---- Data listing

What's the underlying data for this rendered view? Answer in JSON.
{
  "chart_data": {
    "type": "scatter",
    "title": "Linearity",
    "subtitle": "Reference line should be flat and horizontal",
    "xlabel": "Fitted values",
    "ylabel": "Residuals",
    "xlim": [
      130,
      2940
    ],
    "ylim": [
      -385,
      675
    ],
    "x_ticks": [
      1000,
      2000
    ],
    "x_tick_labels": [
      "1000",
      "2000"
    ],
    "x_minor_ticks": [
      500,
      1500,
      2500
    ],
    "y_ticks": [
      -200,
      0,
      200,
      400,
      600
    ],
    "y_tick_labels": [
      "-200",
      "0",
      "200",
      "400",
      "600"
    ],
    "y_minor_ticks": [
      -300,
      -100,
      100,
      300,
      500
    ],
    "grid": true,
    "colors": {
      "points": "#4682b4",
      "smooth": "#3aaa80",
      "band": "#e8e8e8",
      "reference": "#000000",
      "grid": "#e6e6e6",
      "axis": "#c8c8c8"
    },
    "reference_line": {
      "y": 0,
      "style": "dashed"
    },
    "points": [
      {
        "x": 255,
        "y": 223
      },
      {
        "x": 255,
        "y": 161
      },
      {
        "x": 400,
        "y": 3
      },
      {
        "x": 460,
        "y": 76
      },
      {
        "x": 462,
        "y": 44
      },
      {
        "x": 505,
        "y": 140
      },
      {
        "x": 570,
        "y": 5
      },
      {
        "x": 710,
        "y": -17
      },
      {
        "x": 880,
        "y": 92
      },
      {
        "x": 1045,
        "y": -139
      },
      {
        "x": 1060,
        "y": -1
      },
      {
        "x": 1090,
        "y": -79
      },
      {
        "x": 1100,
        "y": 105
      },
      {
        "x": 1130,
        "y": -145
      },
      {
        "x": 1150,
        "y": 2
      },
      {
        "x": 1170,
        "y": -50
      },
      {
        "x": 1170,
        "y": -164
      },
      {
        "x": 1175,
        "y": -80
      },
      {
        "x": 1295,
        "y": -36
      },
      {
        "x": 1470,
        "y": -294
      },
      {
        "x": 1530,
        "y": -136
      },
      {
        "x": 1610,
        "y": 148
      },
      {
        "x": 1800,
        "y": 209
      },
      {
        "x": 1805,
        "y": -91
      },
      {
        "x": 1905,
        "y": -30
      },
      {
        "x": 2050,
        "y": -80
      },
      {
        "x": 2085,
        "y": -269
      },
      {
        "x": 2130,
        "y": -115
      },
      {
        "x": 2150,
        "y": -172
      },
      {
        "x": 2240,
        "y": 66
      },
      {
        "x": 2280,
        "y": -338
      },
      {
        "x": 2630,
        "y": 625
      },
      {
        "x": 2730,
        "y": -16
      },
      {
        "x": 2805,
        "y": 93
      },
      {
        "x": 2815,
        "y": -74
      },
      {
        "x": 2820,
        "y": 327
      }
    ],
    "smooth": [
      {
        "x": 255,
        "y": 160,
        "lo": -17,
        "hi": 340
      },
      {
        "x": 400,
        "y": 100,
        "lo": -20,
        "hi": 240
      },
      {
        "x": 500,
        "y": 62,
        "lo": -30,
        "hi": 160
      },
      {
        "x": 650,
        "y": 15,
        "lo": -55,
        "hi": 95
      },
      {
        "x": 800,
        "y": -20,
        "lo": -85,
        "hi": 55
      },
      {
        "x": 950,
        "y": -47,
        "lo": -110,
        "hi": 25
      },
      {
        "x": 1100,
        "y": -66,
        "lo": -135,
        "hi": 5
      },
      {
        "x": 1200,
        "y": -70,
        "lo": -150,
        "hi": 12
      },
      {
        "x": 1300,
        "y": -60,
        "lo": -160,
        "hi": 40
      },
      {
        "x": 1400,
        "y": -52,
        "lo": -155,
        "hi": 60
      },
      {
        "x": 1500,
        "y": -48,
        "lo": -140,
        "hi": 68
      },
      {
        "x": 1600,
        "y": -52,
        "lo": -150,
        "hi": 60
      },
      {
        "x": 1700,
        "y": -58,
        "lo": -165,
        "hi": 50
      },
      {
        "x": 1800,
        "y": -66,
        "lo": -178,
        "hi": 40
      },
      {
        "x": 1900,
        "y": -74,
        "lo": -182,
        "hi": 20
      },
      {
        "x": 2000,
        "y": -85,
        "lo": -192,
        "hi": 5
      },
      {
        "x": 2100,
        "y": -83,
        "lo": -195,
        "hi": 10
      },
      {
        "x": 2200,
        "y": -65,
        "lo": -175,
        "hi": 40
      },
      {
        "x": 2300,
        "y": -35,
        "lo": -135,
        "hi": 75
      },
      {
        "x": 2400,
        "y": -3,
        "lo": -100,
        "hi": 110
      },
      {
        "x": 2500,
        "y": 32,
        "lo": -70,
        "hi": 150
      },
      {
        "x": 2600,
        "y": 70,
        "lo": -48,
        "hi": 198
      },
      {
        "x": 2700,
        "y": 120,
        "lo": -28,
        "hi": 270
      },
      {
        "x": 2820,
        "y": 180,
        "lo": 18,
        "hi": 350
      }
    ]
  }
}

--------

## Task description
Print the records above exactly as they appear.

## Finished task
What's the underlying data for this rendered view? Answer in JSON.
{
  "chart_data": {
    "type": "scatter",
    "title": "Linearity",
    "subtitle": "Reference line should be flat and horizontal",
    "xlabel": "Fitted values",
    "ylabel": "Residuals",
    "xlim": [
      130,
      2940
    ],
    "ylim": [
      -385,
      675
    ],
    "x_ticks": [
      1000,
      2000
    ],
    "x_tick_labels": [
      "1000",
      "2000"
    ],
    "x_minor_ticks": [
      500,
      1500,
      2500
    ],
    "y_ticks": [
      -200,
      0,
      200,
      400,
      600
    ],
    "y_tick_labels": [
      "-200",
      "0",
      "200",
      "400",
      "600"
    ],
    "y_minor_ticks": [
      -300,
      -100,
      100,
      300,
      500
    ],
    "grid": true,
    "colors": {
      "points": "#4682b4",
      "smooth": "#3aaa80",
      "band": "#e8e8e8",
      "reference": "#000000",
      "grid": "#e6e6e6",
      "axis": "#c8c8c8"
    },
    "reference_line": {
      "y": 0,
      "style": "dashed"
    },
    "points": [
      {
        "x": 255,
        "y": 223
      },
      {
        "x": 255,
        "y": 161
      },
      {
        "x": 400,
        "y": 3
      },
      {
        "x": 460,
        "y": 76
      },
      {
        "x": 462,
        "y": 44
      },
      {
        "x": 505,
        "y": 140
      },
      {
        "x": 570,
        "y": 5
      },
      {
        "x": 710,
        "y": -17
      },
      {
        "x": 880,
        "y": 92
      },
      {
        "x": 1045,
        "y": -139
      },
      {
        "x": 1060,
        "y": -1
      },
      {
        "x": 1090,
        "y": -79
      },
      {
        "x": 1100,
        "y": 105
      },
      {
        "x": 1130,
        "y": -145
      },
      {
        "x": 1150,
        "y": 2
      },
      {
        "x": 1170,
        "y": -50
      },
      {
        "x": 1170,
        "y": -164
      },
      {
        "x": 1175,
        "y": -80
      },
      {
        "x": 1295,
        "y": -36
      },
      {
        "x": 1470,
        "y": -294
      },
      {
        "x": 1530,
        "y": -136
      },
      {
        "x": 1610,
        "y": 148
      },
      {
        "x": 1800,
        "y": 209
      },
      {
        "x": 1805,
        "y": -91
      },
      {
        "x": 1905,
        "y": -30
      },
      {
        "x": 2050,
        "y": -80
      },
      {
        "x": 2085,
        "y": -269
      },
      {
        "x": 2130,
        "y": -115
      },
      {
        "x": 2150,
        "y": -172
      },
      {
        "x": 2240,
        "y": 66
      },
      {
        "x": 2280,
        "y": -338
      },
      {
        "x": 2630,
        "y": 625
      },
      {
        "x": 2730,
        "y": -16
      },
      {
        "x": 2805,
        "y": 93
      },
      {
        "x": 2815,
        "y": -74
      },
      {
        "x": 2820,
        "y": 327
      }
    ],
    "smooth": [
      {
        "x": 255,
        "y": 160,
        "lo": -17,
        "hi": 340
      },
      {
        "x": 400,
        "y": 100,
        "lo": -20,
        "hi": 240
      },
      {
        "x": 500,
        "y": 62,
        "lo": -30,
        "hi": 160
      },
      {
        "x": 650,
        "y": 15,
        "lo": -55,
        "hi": 95
      },
      {
        "x": 800,
        "y": -20,
        "lo": -85,
        "hi": 55
      },
      {
        "x": 950,
        "y": -47,
        "lo": -110,
        "hi": 25
      },
      {
        "x": 1100,
        "y": -66,
        "lo": -135,
        "hi": 5
      },
      {
        "x": 1200,
        "y": -70,
        "lo": -150,
        "hi": 12
      },
      {
        "x": 1300,
        "y": -60,
        "lo": -160,
        "hi": 40
      },
      {
        "x": 1400,
        "y": -52,
        "lo": -155,
        "hi": 60
      },
      {
        "x": 1500,
        "y": -48,
        "lo": -140,
        "hi": 68
      },
      {
        "x": 1600,
        "y": -52,
        "lo": -150,
        "hi": 60
      },
      {
        "x": 1700,
        "y": -58,
        "lo": -165,
        "hi": 50
      },
      {
        "x": 1800,
        "y": -66,
        "lo": -178,
        "hi": 40
      },
      {
        "x": 1900,
        "y": -74,
        "lo": -182,
        "hi": 20
      },
      {
        "x": 2000,
        "y": -85,
        "lo": -192,
        "hi": 5
      },
      {
        "x": 2100,
        "y": -83,
        "lo": -195,
        "hi": 10
      },
      {
        "x": 2200,
        "y": -65,
        "lo": -175,
        "hi": 40
      },
      {
        "x": 2300,
        "y": -35,
        "lo": -135,
        "hi": 75
      },
      {
        "x": 2400,
        "y": -3,
        "lo": -100,
        "hi": 110
      },
      {
        "x": 2500,
        "y": 32,
        "lo": -70,
        "hi": 150
      },
      {
        "x": 2600,
        "y": 70,
        "lo": -48,
        "hi": 198
      },
      {
        "x": 2700,
        "y": 120,
        "lo": -28,
        "hi": 270
      },
      {
        "x": 2820,
        "y": 180,
        "lo": 18,
        "hi": 350
      }
    ]
  }
}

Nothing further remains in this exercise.